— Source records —

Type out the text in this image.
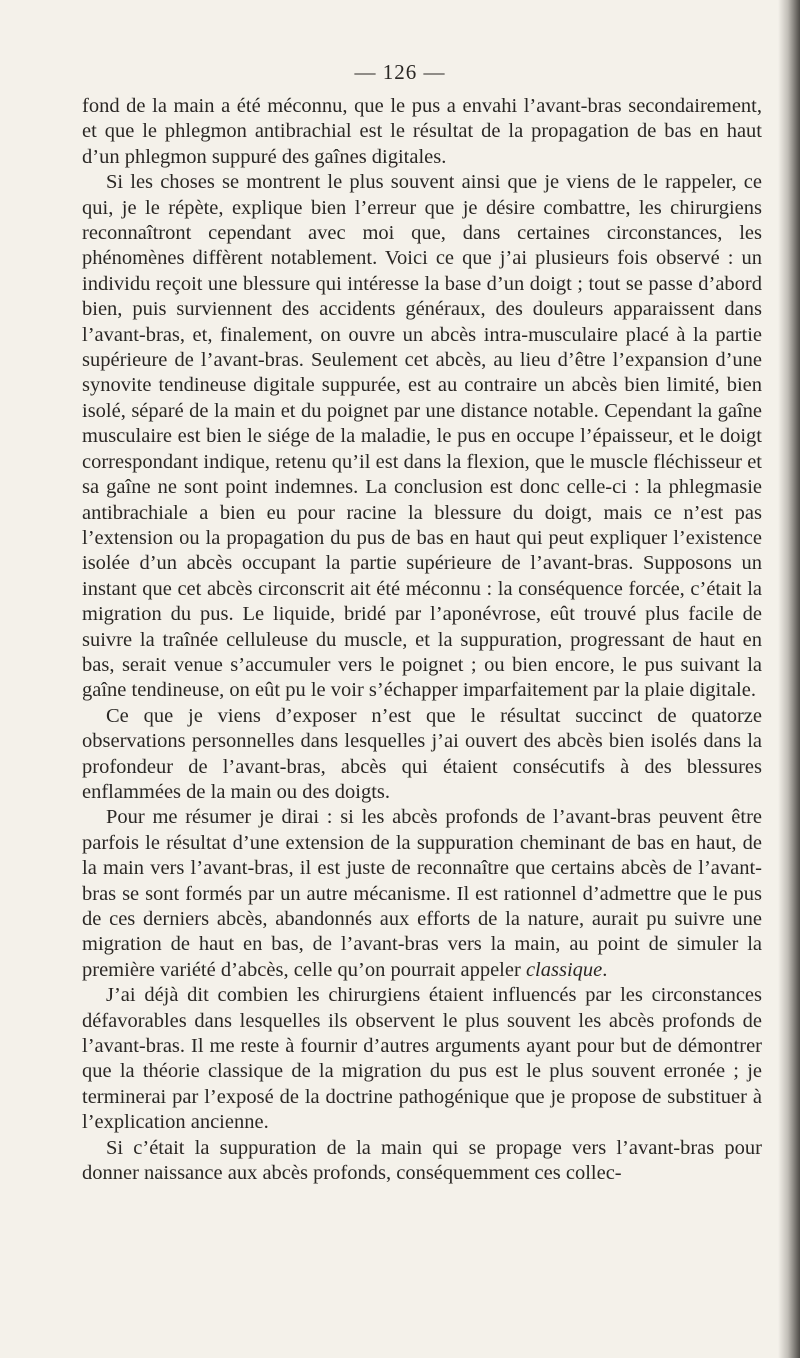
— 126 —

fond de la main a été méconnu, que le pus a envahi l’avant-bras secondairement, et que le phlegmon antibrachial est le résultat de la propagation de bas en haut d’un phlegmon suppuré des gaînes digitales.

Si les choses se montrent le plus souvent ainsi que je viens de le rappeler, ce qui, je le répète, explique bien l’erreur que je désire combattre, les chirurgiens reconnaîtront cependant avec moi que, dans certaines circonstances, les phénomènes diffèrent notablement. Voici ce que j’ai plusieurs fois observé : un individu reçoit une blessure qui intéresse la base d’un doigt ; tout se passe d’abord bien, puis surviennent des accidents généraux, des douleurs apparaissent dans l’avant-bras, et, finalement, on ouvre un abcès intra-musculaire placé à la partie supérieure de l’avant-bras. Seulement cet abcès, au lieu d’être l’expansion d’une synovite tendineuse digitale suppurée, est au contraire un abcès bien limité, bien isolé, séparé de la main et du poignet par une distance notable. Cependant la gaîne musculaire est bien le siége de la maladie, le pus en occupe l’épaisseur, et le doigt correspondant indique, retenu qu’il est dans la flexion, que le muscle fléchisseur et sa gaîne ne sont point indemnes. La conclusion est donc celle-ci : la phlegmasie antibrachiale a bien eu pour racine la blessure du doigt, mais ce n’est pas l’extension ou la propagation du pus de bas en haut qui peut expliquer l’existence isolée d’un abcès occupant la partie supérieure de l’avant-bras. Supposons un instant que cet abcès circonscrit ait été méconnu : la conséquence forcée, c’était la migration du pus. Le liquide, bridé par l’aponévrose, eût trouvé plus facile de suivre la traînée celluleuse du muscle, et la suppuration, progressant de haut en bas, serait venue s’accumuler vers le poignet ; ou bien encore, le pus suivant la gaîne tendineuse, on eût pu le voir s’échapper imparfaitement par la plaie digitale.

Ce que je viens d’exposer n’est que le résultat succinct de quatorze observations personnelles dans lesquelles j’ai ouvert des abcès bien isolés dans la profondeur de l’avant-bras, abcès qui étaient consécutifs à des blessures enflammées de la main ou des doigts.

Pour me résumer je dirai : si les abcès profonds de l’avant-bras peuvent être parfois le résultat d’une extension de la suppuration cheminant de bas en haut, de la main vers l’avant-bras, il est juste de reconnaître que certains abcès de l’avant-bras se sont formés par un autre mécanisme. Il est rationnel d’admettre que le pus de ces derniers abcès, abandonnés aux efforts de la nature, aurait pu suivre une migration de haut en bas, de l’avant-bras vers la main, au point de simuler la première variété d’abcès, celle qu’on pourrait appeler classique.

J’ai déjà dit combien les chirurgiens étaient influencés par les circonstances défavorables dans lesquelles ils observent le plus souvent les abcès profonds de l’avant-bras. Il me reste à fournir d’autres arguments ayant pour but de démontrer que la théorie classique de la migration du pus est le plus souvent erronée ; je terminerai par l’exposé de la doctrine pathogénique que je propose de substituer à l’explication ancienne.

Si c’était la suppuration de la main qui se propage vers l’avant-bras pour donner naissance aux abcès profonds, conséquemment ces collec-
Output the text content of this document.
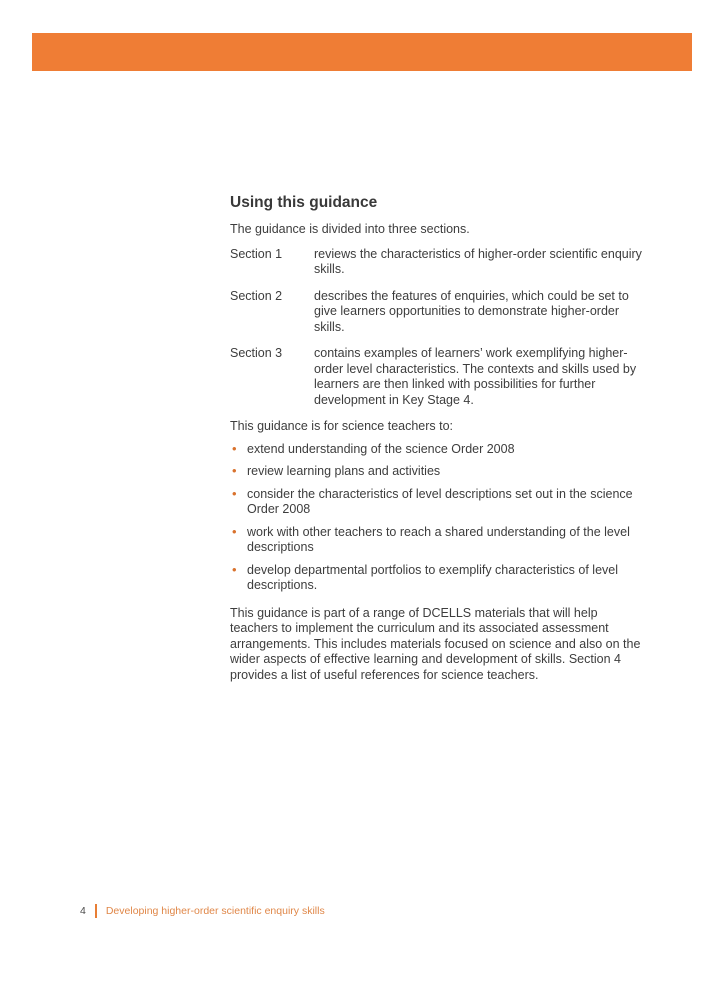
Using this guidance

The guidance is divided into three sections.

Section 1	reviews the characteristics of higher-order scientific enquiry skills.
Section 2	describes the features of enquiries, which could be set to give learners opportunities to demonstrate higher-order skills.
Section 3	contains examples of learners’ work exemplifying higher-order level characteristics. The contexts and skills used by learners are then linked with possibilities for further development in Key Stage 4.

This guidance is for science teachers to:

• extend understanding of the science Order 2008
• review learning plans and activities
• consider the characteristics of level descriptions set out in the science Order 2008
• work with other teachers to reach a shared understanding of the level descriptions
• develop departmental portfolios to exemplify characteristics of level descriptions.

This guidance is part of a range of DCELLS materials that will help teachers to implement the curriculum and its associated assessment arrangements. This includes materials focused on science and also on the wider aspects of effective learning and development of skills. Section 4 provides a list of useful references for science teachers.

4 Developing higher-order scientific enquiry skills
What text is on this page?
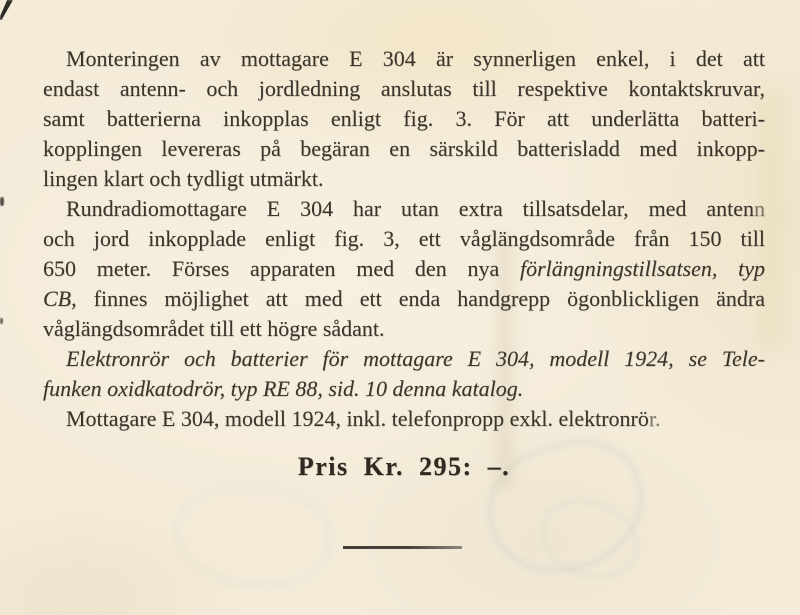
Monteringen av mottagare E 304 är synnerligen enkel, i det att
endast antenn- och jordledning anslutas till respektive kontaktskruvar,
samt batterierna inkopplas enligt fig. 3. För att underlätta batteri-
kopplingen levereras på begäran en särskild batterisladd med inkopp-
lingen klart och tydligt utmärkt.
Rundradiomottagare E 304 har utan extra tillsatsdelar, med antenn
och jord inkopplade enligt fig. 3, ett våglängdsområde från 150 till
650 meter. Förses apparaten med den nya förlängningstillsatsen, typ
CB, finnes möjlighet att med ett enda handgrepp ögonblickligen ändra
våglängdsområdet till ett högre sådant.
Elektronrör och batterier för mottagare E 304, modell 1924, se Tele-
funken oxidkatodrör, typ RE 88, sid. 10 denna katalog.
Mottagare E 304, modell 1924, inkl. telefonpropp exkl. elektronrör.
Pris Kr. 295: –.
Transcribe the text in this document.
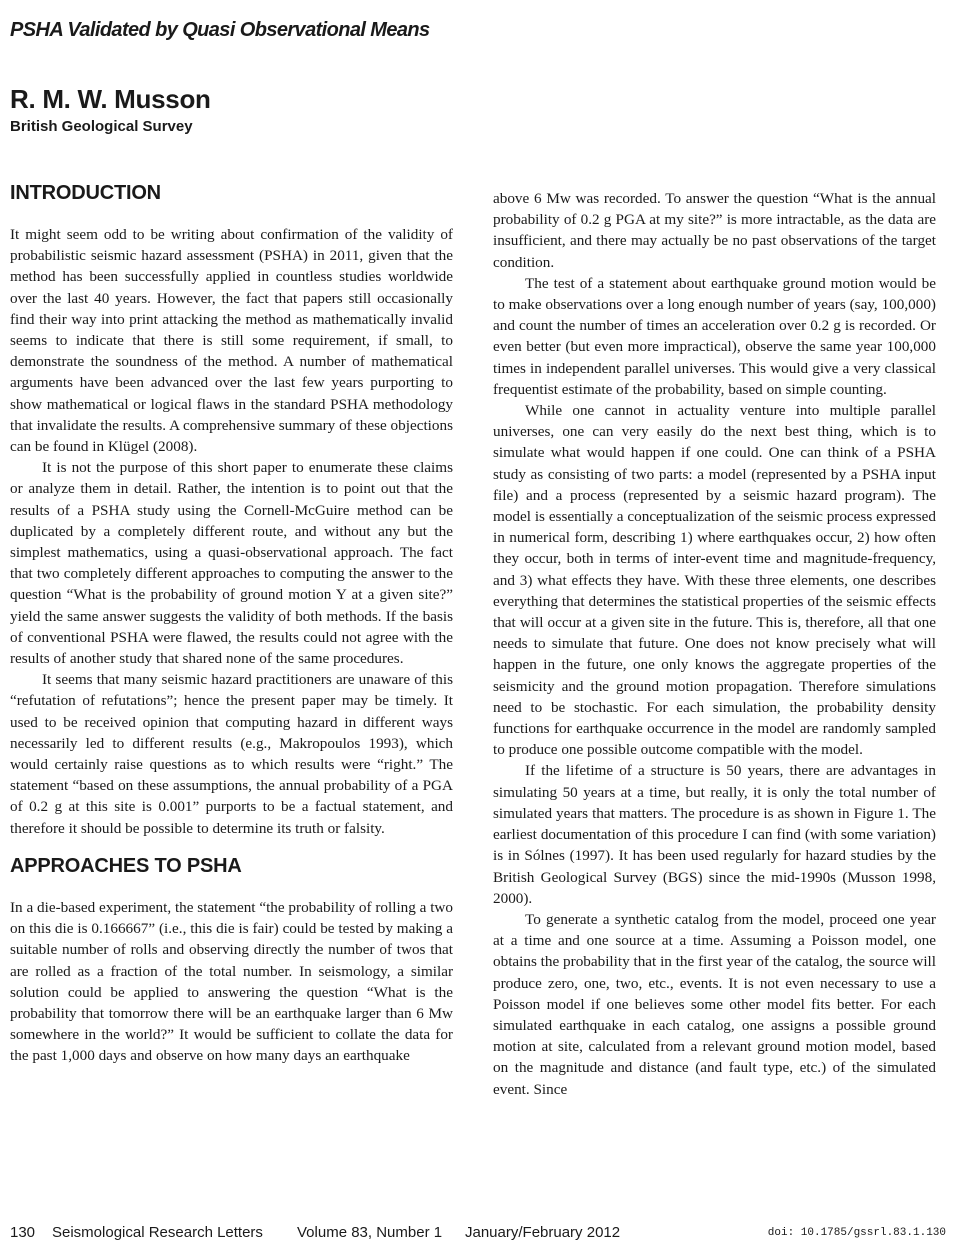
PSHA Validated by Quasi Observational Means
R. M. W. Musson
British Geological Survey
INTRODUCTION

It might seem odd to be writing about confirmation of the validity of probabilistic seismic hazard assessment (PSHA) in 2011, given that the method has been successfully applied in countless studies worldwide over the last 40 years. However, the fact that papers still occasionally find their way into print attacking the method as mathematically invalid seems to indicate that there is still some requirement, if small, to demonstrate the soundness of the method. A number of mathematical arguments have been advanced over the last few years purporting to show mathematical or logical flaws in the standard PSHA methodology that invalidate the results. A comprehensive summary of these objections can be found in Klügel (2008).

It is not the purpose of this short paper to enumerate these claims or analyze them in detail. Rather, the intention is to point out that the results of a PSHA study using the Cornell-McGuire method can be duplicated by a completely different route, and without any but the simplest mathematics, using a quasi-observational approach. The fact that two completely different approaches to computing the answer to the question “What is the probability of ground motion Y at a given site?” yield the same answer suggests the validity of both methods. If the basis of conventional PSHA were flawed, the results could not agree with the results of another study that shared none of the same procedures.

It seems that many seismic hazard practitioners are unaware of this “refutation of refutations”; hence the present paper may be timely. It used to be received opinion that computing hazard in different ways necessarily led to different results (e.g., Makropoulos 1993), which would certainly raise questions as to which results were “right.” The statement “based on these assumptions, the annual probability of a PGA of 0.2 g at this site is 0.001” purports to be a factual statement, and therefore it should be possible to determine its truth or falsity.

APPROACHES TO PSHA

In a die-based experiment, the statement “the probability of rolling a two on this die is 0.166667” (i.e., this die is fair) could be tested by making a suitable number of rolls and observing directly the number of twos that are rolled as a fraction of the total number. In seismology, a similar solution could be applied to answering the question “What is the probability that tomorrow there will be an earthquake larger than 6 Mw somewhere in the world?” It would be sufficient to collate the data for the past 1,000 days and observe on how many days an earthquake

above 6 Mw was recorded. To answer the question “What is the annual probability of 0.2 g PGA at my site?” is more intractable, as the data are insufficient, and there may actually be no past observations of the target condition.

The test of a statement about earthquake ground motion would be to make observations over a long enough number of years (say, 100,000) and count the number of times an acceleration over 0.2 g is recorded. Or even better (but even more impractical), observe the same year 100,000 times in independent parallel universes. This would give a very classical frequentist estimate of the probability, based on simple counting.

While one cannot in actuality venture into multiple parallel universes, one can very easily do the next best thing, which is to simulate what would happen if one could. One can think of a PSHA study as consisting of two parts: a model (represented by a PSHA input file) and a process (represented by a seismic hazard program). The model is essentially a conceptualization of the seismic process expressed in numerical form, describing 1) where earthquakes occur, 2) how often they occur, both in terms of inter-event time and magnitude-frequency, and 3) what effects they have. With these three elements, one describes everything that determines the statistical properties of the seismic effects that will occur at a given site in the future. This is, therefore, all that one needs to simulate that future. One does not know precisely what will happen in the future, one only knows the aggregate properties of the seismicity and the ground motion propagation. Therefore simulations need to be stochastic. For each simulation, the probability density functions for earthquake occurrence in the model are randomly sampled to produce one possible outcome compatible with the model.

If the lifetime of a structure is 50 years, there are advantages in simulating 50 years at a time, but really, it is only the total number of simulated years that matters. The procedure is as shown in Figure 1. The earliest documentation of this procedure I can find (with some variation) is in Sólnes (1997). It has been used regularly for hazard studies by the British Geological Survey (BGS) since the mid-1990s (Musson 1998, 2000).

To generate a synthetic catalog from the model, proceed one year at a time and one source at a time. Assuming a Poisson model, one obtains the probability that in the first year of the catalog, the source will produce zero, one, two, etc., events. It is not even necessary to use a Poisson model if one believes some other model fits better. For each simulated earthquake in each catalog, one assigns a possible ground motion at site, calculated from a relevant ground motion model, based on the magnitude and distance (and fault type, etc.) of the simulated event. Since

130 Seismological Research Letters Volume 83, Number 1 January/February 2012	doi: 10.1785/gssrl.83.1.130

— Description of the task —
All lines of the data above that include the word "modell" must be shown.

— Response below —
Elektronrör och batterier för mottagare E 304, modell 1924, se Tele-
Mottagare E 304, modell 1924, inkl. telefonpropp exkl. elektronrör.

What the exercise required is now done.